▸ **Entries supplied**
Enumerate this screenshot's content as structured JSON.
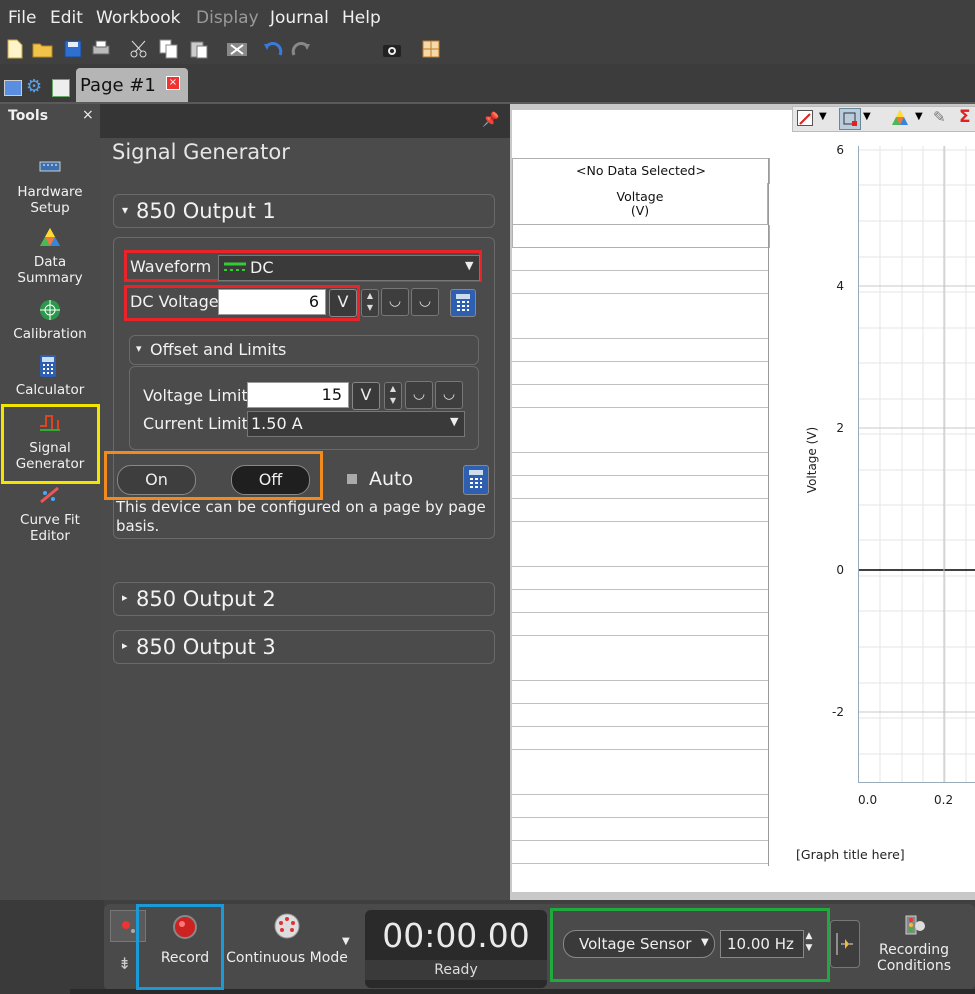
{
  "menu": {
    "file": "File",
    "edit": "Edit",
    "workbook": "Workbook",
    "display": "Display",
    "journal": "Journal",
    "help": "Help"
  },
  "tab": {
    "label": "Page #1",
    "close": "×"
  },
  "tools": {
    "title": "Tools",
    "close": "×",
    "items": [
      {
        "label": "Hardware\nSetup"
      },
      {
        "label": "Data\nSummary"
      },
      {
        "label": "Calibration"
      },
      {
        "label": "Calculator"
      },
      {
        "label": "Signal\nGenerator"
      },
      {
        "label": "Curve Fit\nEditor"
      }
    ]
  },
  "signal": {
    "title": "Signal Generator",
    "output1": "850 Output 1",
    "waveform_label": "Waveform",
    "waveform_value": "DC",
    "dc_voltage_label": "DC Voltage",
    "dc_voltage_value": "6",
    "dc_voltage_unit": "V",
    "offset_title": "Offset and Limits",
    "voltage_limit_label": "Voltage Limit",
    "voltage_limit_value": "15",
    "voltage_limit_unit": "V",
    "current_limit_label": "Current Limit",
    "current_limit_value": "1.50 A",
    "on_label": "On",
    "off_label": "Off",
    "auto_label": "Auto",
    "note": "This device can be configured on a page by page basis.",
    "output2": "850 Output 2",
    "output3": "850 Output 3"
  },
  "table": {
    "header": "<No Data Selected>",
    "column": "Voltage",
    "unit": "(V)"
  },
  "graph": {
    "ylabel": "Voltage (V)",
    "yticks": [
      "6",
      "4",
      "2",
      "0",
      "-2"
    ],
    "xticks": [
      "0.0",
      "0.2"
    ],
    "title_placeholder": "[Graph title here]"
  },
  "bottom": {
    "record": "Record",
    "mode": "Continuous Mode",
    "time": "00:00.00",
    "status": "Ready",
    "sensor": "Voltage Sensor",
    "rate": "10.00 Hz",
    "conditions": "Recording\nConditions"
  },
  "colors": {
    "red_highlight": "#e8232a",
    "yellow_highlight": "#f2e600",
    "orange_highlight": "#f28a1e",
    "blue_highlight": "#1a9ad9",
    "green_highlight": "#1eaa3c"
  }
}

▸ **Do this**
In your copy, repeat each record exactly and include no pictures.

▸ **Result of this task**
Enumerate this screenshot's content as structured JSON.
{
  "menu": {
    "file": "File",
    "edit": "Edit",
    "workbook": "Workbook",
    "display": "Display",
    "journal": "Journal",
    "help": "Help"
  },
  "tab": {
    "label": "Page #1",
    "close": "×"
  },
  "tools": {
    "title": "Tools",
    "close": "×",
    "items": [
      {
        "label": "Hardware\nSetup"
      },
      {
        "label": "Data\nSummary"
      },
      {
        "label": "Calibration"
      },
      {
        "label": "Calculator"
      },
      {
        "label": "Signal\nGenerator"
      },
      {
        "label": "Curve Fit\nEditor"
      }
    ]
  },
  "signal": {
    "title": "Signal Generator",
    "output1": "850 Output 1",
    "waveform_label": "Waveform",
    "waveform_value": "DC",
    "dc_voltage_label": "DC Voltage",
    "dc_voltage_value": "6",
    "dc_voltage_unit": "V",
    "offset_title": "Offset and Limits",
    "voltage_limit_label": "Voltage Limit",
    "voltage_limit_value": "15",
    "voltage_limit_unit": "V",
    "current_limit_label": "Current Limit",
    "current_limit_value": "1.50 A",
    "on_label": "On",
    "off_label": "Off",
    "auto_label": "Auto",
    "note": "This device can be configured on a page by page basis.",
    "output2": "850 Output 2",
    "output3": "850 Output 3"
  },
  "table": {
    "header": "<No Data Selected>",
    "column": "Voltage",
    "unit": "(V)"
  },
  "graph": {
    "ylabel": "Voltage (V)",
    "yticks": [
      "6",
      "4",
      "2",
      "0",
      "-2"
    ],
    "xticks": [
      "0.0",
      "0.2"
    ],
    "title_placeholder": "[Graph title here]"
  },
  "bottom": {
    "record": "Record",
    "mode": "Continuous Mode",
    "time": "00:00.00",
    "status": "Ready",
    "sensor": "Voltage Sensor",
    "rate": "10.00 Hz",
    "conditions": "Recording\nConditions"
  },
  "colors": {
    "red_highlight": "#e8232a",
    "yellow_highlight": "#f2e600",
    "orange_highlight": "#f28a1e",
    "blue_highlight": "#1a9ad9",
    "green_highlight": "#1eaa3c"
  }
}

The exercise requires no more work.